Serenbe: A Community Built on Radical Common Sense

How one man’s wake-up call became a blueprint for intentional, nature-connected living.

There is a moment in every meaningful story when the direction shifts. A moment when life nudges you toward something you never expected.

For Steve Nygren, that moment happened on a quiet piece of farmland southwest of Atlanta. He and his wife Marie drove down to show their daughters a few farm animals. Nothing serious. Nothing planned. But as Steve laughs today, “They had the Shetland pony saddled… and we bought the farm.”

That spontaneous visit became the seed for Serenbe, one of America’s most admired wellness communities. People around the world study it for its biophilic design, walkability, food systems, preservation model, and multigenerational living. But it didn’t start as a master plan. It started as a family looking for space to breathe.

The land had something else in mind.

The Bulldozer That Changed Everything

Years later, Steve was jogging with his daughter along the property line when they reached a hill and saw a bulldozer flattening the forest next door. The sight hit him hard.

— DATA SHOWN —
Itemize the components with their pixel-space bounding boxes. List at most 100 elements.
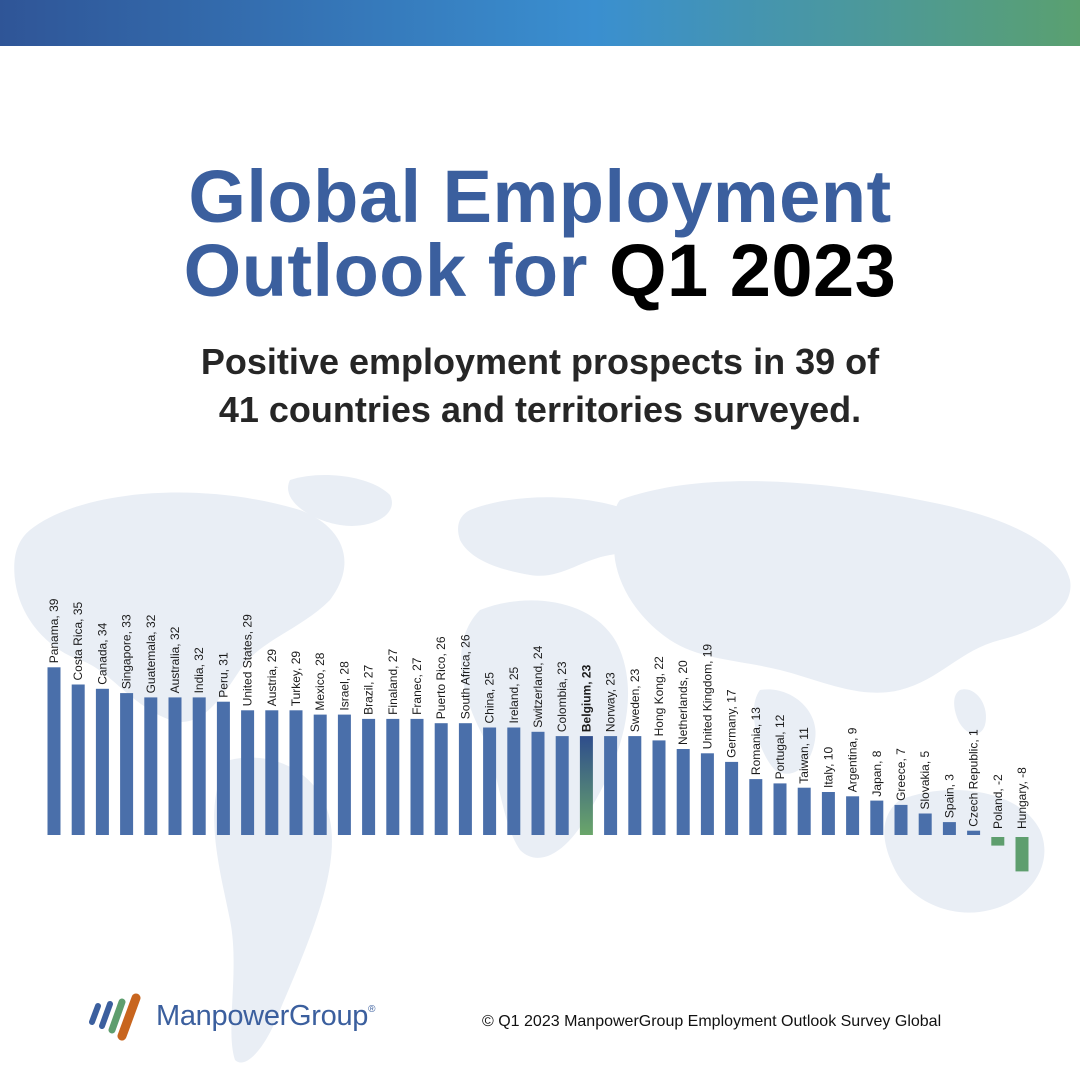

— CHALLENGE 1 —
In the Serenbe piece, copy the text between "That spontaneous visit" and "space to breathe.", inclusive.
— CHALLENGE 2 —
Answer these from the Serenbe piece:
(a) Where was the farmland that Steve and Marie Nygren drove to?
(b) Which animal had been saddled when they arrived?
(c) What was the bulldozer doing when Steve and his daughter saw it?

— FULL RESPONSE 1 —
That spontaneous visit became the seed for Serenbe, one of America’s most admired wellness communities. People around the world study it for its biophilic design, walkability, food systems, preservation model, and multigenerational living. But it didn’t start as a master plan. It started as a family looking for space to breathe.

— FULL RESPONSE 2 —
(a) Southwest of Atlanta
(b) A Shetland pony
(c) Flattening the forest next door